■ DATA SECTION
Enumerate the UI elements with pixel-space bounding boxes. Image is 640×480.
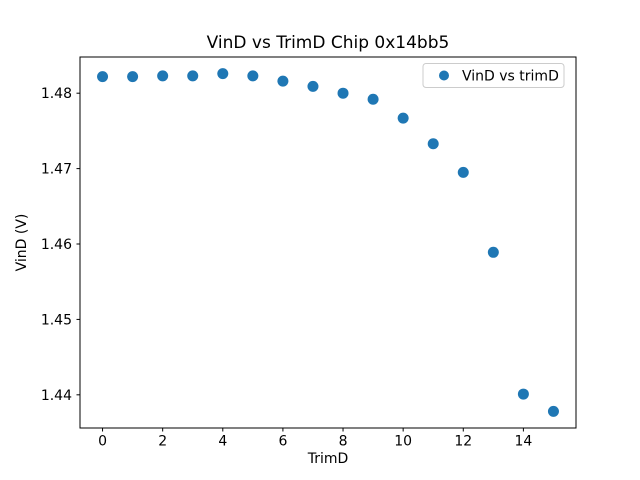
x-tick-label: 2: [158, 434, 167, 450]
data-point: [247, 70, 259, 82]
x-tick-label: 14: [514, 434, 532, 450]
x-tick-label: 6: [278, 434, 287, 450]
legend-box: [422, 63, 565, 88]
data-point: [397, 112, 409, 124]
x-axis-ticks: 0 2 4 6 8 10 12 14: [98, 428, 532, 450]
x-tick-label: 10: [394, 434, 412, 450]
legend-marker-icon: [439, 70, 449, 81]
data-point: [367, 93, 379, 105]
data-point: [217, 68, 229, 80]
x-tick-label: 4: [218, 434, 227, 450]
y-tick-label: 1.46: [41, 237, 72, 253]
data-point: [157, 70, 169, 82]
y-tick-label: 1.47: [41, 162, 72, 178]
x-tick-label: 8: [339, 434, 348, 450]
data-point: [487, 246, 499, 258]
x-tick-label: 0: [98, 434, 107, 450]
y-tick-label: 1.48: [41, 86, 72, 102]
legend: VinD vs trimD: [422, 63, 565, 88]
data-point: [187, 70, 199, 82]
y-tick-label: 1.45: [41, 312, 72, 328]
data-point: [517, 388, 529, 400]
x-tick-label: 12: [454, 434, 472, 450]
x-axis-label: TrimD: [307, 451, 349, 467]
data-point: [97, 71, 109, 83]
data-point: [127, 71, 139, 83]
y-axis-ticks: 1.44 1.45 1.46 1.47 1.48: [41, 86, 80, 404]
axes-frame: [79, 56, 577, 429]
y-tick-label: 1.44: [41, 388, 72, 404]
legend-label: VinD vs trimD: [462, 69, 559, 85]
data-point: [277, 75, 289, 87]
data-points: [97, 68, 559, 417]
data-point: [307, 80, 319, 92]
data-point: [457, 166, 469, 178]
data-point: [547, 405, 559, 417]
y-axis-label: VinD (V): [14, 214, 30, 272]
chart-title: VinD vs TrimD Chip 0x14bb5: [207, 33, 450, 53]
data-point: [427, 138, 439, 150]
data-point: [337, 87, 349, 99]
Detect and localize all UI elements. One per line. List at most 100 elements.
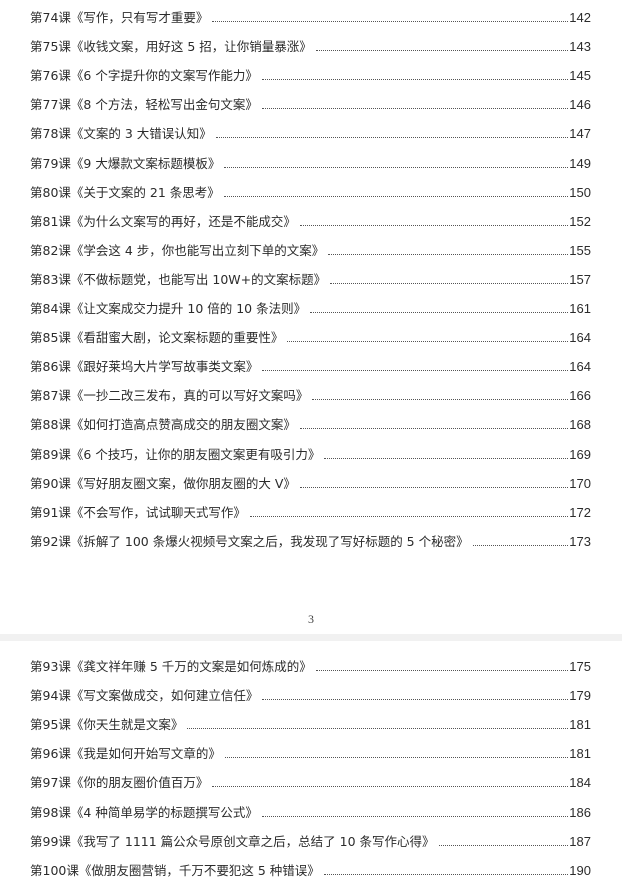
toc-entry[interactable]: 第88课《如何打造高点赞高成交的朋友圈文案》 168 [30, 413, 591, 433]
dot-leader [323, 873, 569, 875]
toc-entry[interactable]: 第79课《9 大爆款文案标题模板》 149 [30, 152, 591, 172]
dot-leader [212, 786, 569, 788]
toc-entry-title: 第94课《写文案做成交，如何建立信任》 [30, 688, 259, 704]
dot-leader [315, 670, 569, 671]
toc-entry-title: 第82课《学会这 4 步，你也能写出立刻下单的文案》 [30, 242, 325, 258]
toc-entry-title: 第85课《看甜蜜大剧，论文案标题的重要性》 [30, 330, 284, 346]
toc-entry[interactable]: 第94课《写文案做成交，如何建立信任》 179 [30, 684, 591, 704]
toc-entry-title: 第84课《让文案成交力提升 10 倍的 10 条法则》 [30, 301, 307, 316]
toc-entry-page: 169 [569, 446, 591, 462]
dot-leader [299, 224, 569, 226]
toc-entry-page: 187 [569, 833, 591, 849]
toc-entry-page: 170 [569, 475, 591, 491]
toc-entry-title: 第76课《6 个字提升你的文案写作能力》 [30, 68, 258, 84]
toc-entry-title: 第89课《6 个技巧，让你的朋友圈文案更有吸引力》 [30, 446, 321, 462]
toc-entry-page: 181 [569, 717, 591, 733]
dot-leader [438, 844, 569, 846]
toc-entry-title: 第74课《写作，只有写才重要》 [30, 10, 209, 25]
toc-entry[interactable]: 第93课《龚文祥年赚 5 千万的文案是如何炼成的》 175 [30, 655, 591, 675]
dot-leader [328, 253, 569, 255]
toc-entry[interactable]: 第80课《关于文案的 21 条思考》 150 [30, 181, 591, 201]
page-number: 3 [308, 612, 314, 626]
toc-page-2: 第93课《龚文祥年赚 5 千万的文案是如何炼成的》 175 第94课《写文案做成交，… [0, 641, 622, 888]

■ SHORT TASK
Rewrite all of the rows above, changing every "dot-leader" to "leader-line" and keeping everything else the same. Leave the pictures out of your answer.

■ SOLUTION
Enumerate the UI elements with pixel-space bounding boxes. Image is 640×480.
x-tick-label: 2: [158, 434, 167, 450]
data-point: [247, 70, 259, 82]
x-tick-label: 14: [514, 434, 532, 450]
x-tick-label: 6: [278, 434, 287, 450]
legend-box: [422, 63, 565, 88]
data-point: [397, 112, 409, 124]
x-axis-ticks: 0 2 4 6 8 10 12 14: [98, 428, 532, 450]
x-tick-label: 10: [394, 434, 412, 450]
legend-marker-icon: [439, 70, 449, 81]
data-point: [367, 93, 379, 105]
data-point: [217, 68, 229, 80]
x-tick-label: 4: [218, 434, 227, 450]
y-tick-label: 1.46: [41, 237, 72, 253]
data-point: [157, 70, 169, 82]
y-tick-label: 1.47: [41, 162, 72, 178]
x-tick-label: 8: [339, 434, 348, 450]
data-point: [487, 246, 499, 258]
x-tick-label: 0: [98, 434, 107, 450]
y-tick-label: 1.48: [41, 86, 72, 102]
legend: VinD vs trimD: [422, 63, 565, 88]
data-point: [187, 70, 199, 82]
y-tick-label: 1.45: [41, 312, 72, 328]
data-point: [517, 388, 529, 400]
x-tick-label: 12: [454, 434, 472, 450]
x-axis-label: TrimD: [307, 451, 349, 467]
data-point: [97, 71, 109, 83]
data-point: [127, 71, 139, 83]
y-axis-ticks: 1.44 1.45 1.46 1.47 1.48: [41, 86, 80, 404]
axes-frame: [79, 56, 577, 429]
y-tick-label: 1.44: [41, 388, 72, 404]
legend-label: VinD vs trimD: [462, 69, 559, 85]
data-point: [277, 75, 289, 87]
data-points: [97, 68, 559, 417]
data-point: [307, 80, 319, 92]
data-point: [457, 166, 469, 178]
data-point: [547, 405, 559, 417]
y-axis-label: VinD (V): [14, 214, 30, 272]
chart-title: VinD vs TrimD Chip 0x14bb5: [207, 33, 450, 53]
data-point: [427, 138, 439, 150]
data-point: [337, 87, 349, 99]
Detect and localize all UI elements. One per line. List at most 100 elements.
toc-entry[interactable]: 第88课《如何打造高点赞高成交的朋友圈文案》 168 [30, 413, 591, 433]
leader-line [323, 873, 569, 875]
toc-entry[interactable]: 第79课《9 大爆款文案标题模板》 149 [30, 152, 591, 172]
leader-line [212, 786, 569, 788]
toc-entry-title: 第94课《写文案做成交，如何建立信任》 [30, 688, 259, 704]
leader-line [315, 670, 569, 671]
toc-entry-title: 第82课《学会这 4 步，你也能写出立刻下单的文案》 [30, 242, 325, 258]
toc-entry-title: 第85课《看甜蜜大剧，论文案标题的重要性》 [30, 330, 284, 346]
toc-entry[interactable]: 第94课《写文案做成交，如何建立信任》 179 [30, 684, 591, 704]
toc-entry-title: 第84课《让文案成交力提升 10 倍的 10 条法则》 [30, 301, 307, 316]
toc-entry-page: 169 [569, 446, 591, 462]
leader-line [299, 224, 569, 226]
toc-entry-page: 187 [569, 833, 591, 849]
toc-entry-page: 170 [569, 475, 591, 491]
toc-entry-title: 第76课《6 个字提升你的文案写作能力》 [30, 68, 258, 84]
toc-entry-title: 第89课《6 个技巧，让你的朋友圈文案更有吸引力》 [30, 446, 321, 462]
toc-entry-page: 181 [569, 717, 591, 733]
leader-line [438, 844, 569, 846]
toc-entry-title: 第74课《写作，只有写才重要》 [30, 10, 209, 25]
toc-entry[interactable]: 第93课《龚文祥年赚 5 千万的文案是如何炼成的》 175 [30, 655, 591, 675]
leader-line [328, 253, 569, 255]
toc-entry[interactable]: 第80课《关于文案的 21 条思考》 150 [30, 181, 591, 201]
page-number: 3 [308, 612, 314, 626]
toc-page-2: 第93课《龚文祥年赚 5 千万的文案是如何炼成的》 175 第94课《写文案做成交，… [0, 641, 622, 888]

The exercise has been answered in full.